Data entries:
┏━━

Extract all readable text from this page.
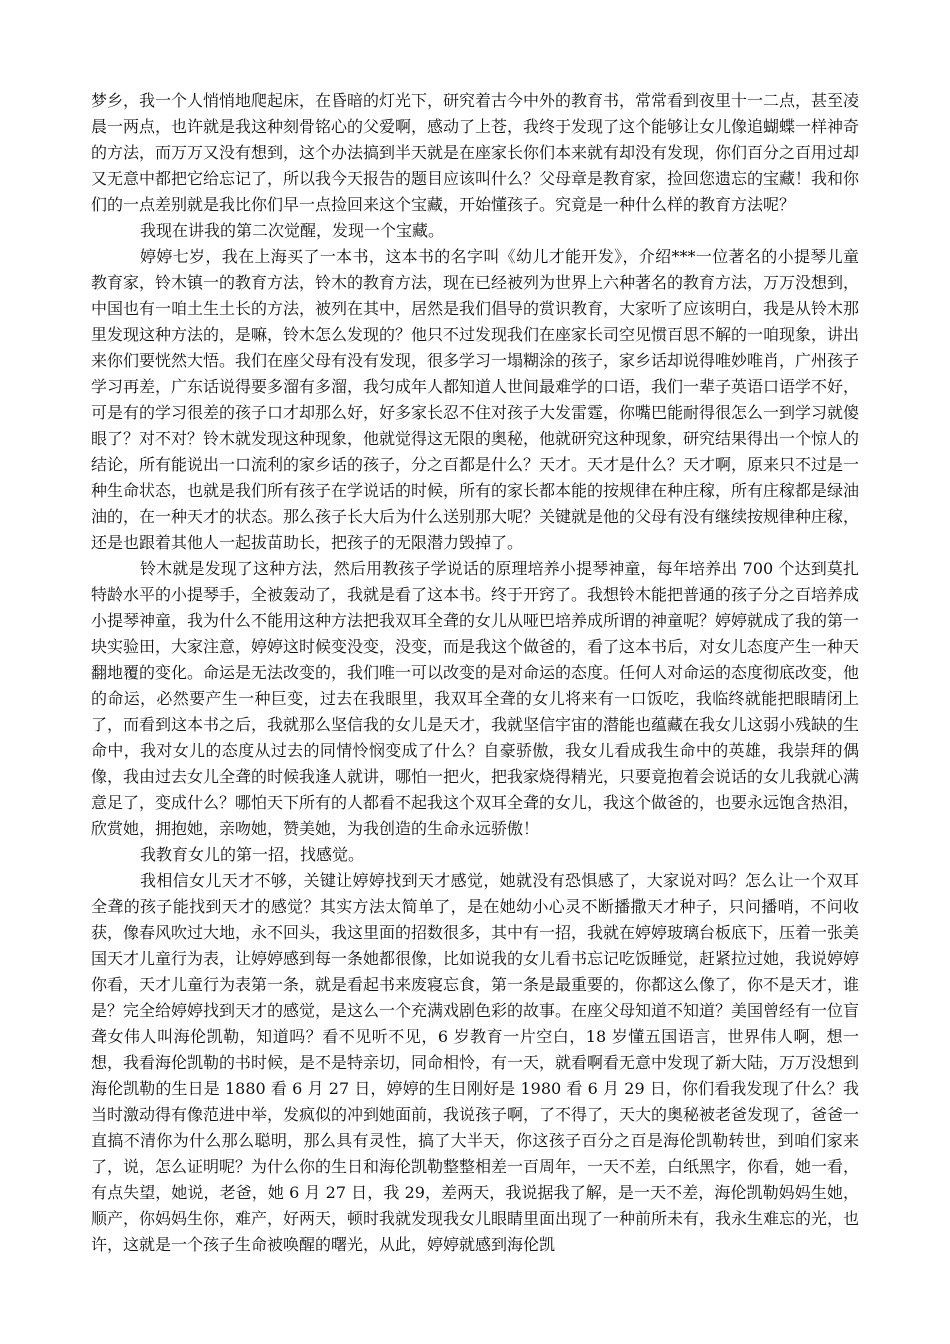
梦乡，我一个人悄悄地爬起床，在昏暗的灯光下，研究着古今中外的教育书，常常看到夜里十一二点，甚至凌晨一两点，也许就是我这种刻骨铭心的父爱啊，感动了上苍，我终于发现了这个能够让女儿像追蝴蝶一样神奇的方法，而万万又没有想到，这个办法搞到半天就是在座家长你们本来就有却没有发现，你们百分之百用过却又无意中都把它给忘记了，所以我今天报告的题目应该叫什么？父母章是教育家，捡回您遗忘的宝藏！我和你们的一点差别就是我比你们早一点捡回来这个宝藏，开始懂孩子。究竟是一种什么样的教育方法呢？

我现在讲我的第二次觉醒，发现一个宝藏。

婷婷七岁，我在上海买了一本书，这本书的名字叫《幼儿才能开发》，介绍***一位著名的小提琴儿童教育家，铃木镇一的教育方法，铃木的教育方法，现在已经被列为世界上六种著名的教育方法，万万没想到，中国也有一咱土生土长的方法，被列在其中，居然是我们倡导的赏识教育，大家听了应该明白，我是从铃木那里发现这种方法的，是嘛，铃木怎么发现的？他只不过发现我们在座家长司空见惯百思不解的一咱现象，讲出来你们要恍然大悟。我们在座父母有没有发现，很多学习一塌糊涂的孩子，家乡话却说得唯妙唯肖，广州孩子学习再差，广东话说得要多溜有多溜，我匀成年人都知道人世间最难学的口语，我们一辈子英语口语学不好，可是有的学习很差的孩子口才却那么好，好多家长忍不住对孩子大发雷霆，你嘴巴能耐得很怎么一到学习就傻眼了？对不对？铃木就发现这种现象，他就觉得这无限的奥秘，他就研究这种现象，研究结果得出一个惊人的结论，所有能说出一口流利的家乡话的孩子，分之百都是什么？天才。天才是什么？天才啊，原来只不过是一种生命状态，也就是我们所有孩子在学说话的时候，所有的家长都本能的按规律在种庄稼，所有庄稼都是绿油油的，在一种天才的状态。那么孩子长大后为什么送别那大呢？关键就是他的父母有没有继续按规律种庄稼，还是也跟着其他人一起拔苗助长，把孩子的无限潜力毁掉了。

铃木就是发现了这种方法，然后用教孩子学说话的原理培养小提琴神童，每年培养出 700 个达到莫扎特龄水平的小提琴手，全被轰动了，我就是看了这本书。终于开窍了。我想铃木能把普通的孩子分之百培养成小提琴神童，我为什么不能用这种方法把我双耳全聋的女儿从哑巴培养成所谓的神童呢？婷婷就成了我的第一块实验田，大家注意，婷婷这时候变没变，没变，而是我这个做爸的，看了这本书后，对女儿态度产生一种天翻地覆的变化。命运是无法改变的，我们唯一可以改变的是对命运的态度。任何人对命运的态度彻底改变，他的命运，必然要产生一种巨变，过去在我眼里，我双耳全聋的女儿将来有一口饭吃，我临终就能把眼睛闭上了，而看到这本书之后，我就那么坚信我的女儿是天才，我就坚信宇宙的潜能也蕴藏在我女儿这弱小残缺的生命中，我对女儿的态度从过去的同情怜悯变成了什么？自豪骄傲，我女儿看成我生命中的英雄，我崇拜的偶像，我由过去女儿全聋的时候我逢人就讲，哪怕一把火，把我家烧得精光，只要竟抱着会说话的女儿我就心满意足了，变成什么？哪怕天下所有的人都看不起我这个双耳全聋的女儿，我这个做爸的，也要永远饱含热泪，欣赏她，拥抱她，亲吻她，赞美她，为我创造的生命永远骄傲！

我教育女儿的第一招，找感觉。

我相信女儿天才不够，关键让婷婷找到天才感觉，她就没有恐惧感了，大家说对吗？怎么让一个双耳全聋的孩子能找到天才的感觉？其实方法太简单了，是在她幼小心灵不断播撒天才种子，只问播哨，不问收获，像春风吹过大地，永不回头，我这里面的招数很多，其中有一招，我就在婷婷玻璃台板底下，压着一张美国天才儿童行为表，让婷婷感到每一条她都很像，比如说我的女儿看书忘记吃饭睡觉，赶紧拉过她，我说婷婷你看，天才儿童行为表第一条，就是看起书来废寝忘食，第一条是最重要的，你都这么像了，你不是天才，谁是？完全给婷婷找到天才的感觉，是这么一个充满戏剧色彩的故事。在座父母知道不知道？美国曾经有一位盲聋女伟人叫海伦凯勒，知道吗？看不见听不见，6 岁教育一片空白，18 岁懂五国语言，世界伟人啊，想一想，我看海伦凯勒的书时候，是不是特亲切，同命相怜，有一天，就看啊看无意中发现了新大陆，万万没想到海伦凯勒的生日是 1880 看 6 月 27 日，婷婷的生日刚好是 1980 看 6 月 29 日，你们看我发现了什么？我当时激动得有像范进中举，发疯似的冲到她面前，我说孩子啊，了不得了，天大的奥秘被老爸发现了，爸爸一直搞不清你为什么那么聪明，那么具有灵性，搞了大半天，你这孩子百分之百是海伦凯勒转世，到咱们家来了，说，怎么证明呢？为什么你的生日和海伦凯勒整整相差一百周年，一天不差，白纸黑字，你看，她一看，有点失望，她说，老爸，她 6 月 27 日，我 29，差两天，我说据我了解，是一天不差，海伦凯勒妈妈生她，顺产，你妈妈生你，难产，好两天，顿时我就发现我女儿眼睛里面出现了一种前所未有，我永生难忘的光，也许，这就是一个孩子生命被唤醒的曙光，从此，婷婷就感到海伦凯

┗━━

Stated task –
Retype the entries word for word. Omit any images.

Result –
Extract all readable text from this page.
梦乡，我一个人悄悄地爬起床，在昏暗的灯光下，研究着古今中外的教育书，常常看到夜里十一二点，甚至凌晨一两点，也许就是我这种刻骨铭心的父爱啊，感动了上苍，我终于发现了这个能够让女儿像追蝴蝶一样神奇的方法，而万万又没有想到，这个办法搞到半天就是在座家长你们本来就有却没有发现，你们百分之百用过却又无意中都把它给忘记了，所以我今天报告的题目应该叫什么？父母章是教育家，捡回您遗忘的宝藏！我和你们的一点差别就是我比你们早一点捡回来这个宝藏，开始懂孩子。究竟是一种什么样的教育方法呢？

我现在讲我的第二次觉醒，发现一个宝藏。

婷婷七岁，我在上海买了一本书，这本书的名字叫《幼儿才能开发》，介绍***一位著名的小提琴儿童教育家，铃木镇一的教育方法，铃木的教育方法，现在已经被列为世界上六种著名的教育方法，万万没想到，中国也有一咱土生土长的方法，被列在其中，居然是我们倡导的赏识教育，大家听了应该明白，我是从铃木那里发现这种方法的，是嘛，铃木怎么发现的？他只不过发现我们在座家长司空见惯百思不解的一咱现象，讲出来你们要恍然大悟。我们在座父母有没有发现，很多学习一塌糊涂的孩子，家乡话却说得唯妙唯肖，广州孩子学习再差，广东话说得要多溜有多溜，我匀成年人都知道人世间最难学的口语，我们一辈子英语口语学不好，可是有的学习很差的孩子口才却那么好，好多家长忍不住对孩子大发雷霆，你嘴巴能耐得很怎么一到学习就傻眼了？对不对？铃木就发现这种现象，他就觉得这无限的奥秘，他就研究这种现象，研究结果得出一个惊人的结论，所有能说出一口流利的家乡话的孩子，分之百都是什么？天才。天才是什么？天才啊，原来只不过是一种生命状态，也就是我们所有孩子在学说话的时候，所有的家长都本能的按规律在种庄稼，所有庄稼都是绿油油的，在一种天才的状态。那么孩子长大后为什么送别那大呢？关键就是他的父母有没有继续按规律种庄稼，还是也跟着其他人一起拔苗助长，把孩子的无限潜力毁掉了。

铃木就是发现了这种方法，然后用教孩子学说话的原理培养小提琴神童，每年培养出 700 个达到莫扎特龄水平的小提琴手，全被轰动了，我就是看了这本书。终于开窍了。我想铃木能把普通的孩子分之百培养成小提琴神童，我为什么不能用这种方法把我双耳全聋的女儿从哑巴培养成所谓的神童呢？婷婷就成了我的第一块实验田，大家注意，婷婷这时候变没变，没变，而是我这个做爸的，看了这本书后，对女儿态度产生一种天翻地覆的变化。命运是无法改变的，我们唯一可以改变的是对命运的态度。任何人对命运的态度彻底改变，他的命运，必然要产生一种巨变，过去在我眼里，我双耳全聋的女儿将来有一口饭吃，我临终就能把眼睛闭上了，而看到这本书之后，我就那么坚信我的女儿是天才，我就坚信宇宙的潜能也蕴藏在我女儿这弱小残缺的生命中，我对女儿的态度从过去的同情怜悯变成了什么？自豪骄傲，我女儿看成我生命中的英雄，我崇拜的偶像，我由过去女儿全聋的时候我逢人就讲，哪怕一把火，把我家烧得精光，只要竟抱着会说话的女儿我就心满意足了，变成什么？哪怕天下所有的人都看不起我这个双耳全聋的女儿，我这个做爸的，也要永远饱含热泪，欣赏她，拥抱她，亲吻她，赞美她，为我创造的生命永远骄傲！

我教育女儿的第一招，找感觉。

我相信女儿天才不够，关键让婷婷找到天才感觉，她就没有恐惧感了，大家说对吗？怎么让一个双耳全聋的孩子能找到天才的感觉？其实方法太简单了，是在她幼小心灵不断播撒天才种子，只问播哨，不问收获，像春风吹过大地，永不回头，我这里面的招数很多，其中有一招，我就在婷婷玻璃台板底下，压着一张美国天才儿童行为表，让婷婷感到每一条她都很像，比如说我的女儿看书忘记吃饭睡觉，赶紧拉过她，我说婷婷你看，天才儿童行为表第一条，就是看起书来废寝忘食，第一条是最重要的，你都这么像了，你不是天才，谁是？完全给婷婷找到天才的感觉，是这么一个充满戏剧色彩的故事。在座父母知道不知道？美国曾经有一位盲聋女伟人叫海伦凯勒，知道吗？看不见听不见，6 岁教育一片空白，18 岁懂五国语言，世界伟人啊，想一想，我看海伦凯勒的书时候，是不是特亲切，同命相怜，有一天，就看啊看无意中发现了新大陆，万万没想到海伦凯勒的生日是 1880 看 6 月 27 日，婷婷的生日刚好是 1980 看 6 月 29 日，你们看我发现了什么？我当时激动得有像范进中举，发疯似的冲到她面前，我说孩子啊，了不得了，天大的奥秘被老爸发现了，爸爸一直搞不清你为什么那么聪明，那么具有灵性，搞了大半天，你这孩子百分之百是海伦凯勒转世，到咱们家来了，说，怎么证明呢？为什么你的生日和海伦凯勒整整相差一百周年，一天不差，白纸黑字，你看，她一看，有点失望，她说，老爸，她 6 月 27 日，我 29，差两天，我说据我了解，是一天不差，海伦凯勒妈妈生她，顺产，你妈妈生你，难产，好两天，顿时我就发现我女儿眼睛里面出现了一种前所未有，我永生难忘的光，也许，这就是一个孩子生命被唤醒的曙光，从此，婷婷就感到海伦凯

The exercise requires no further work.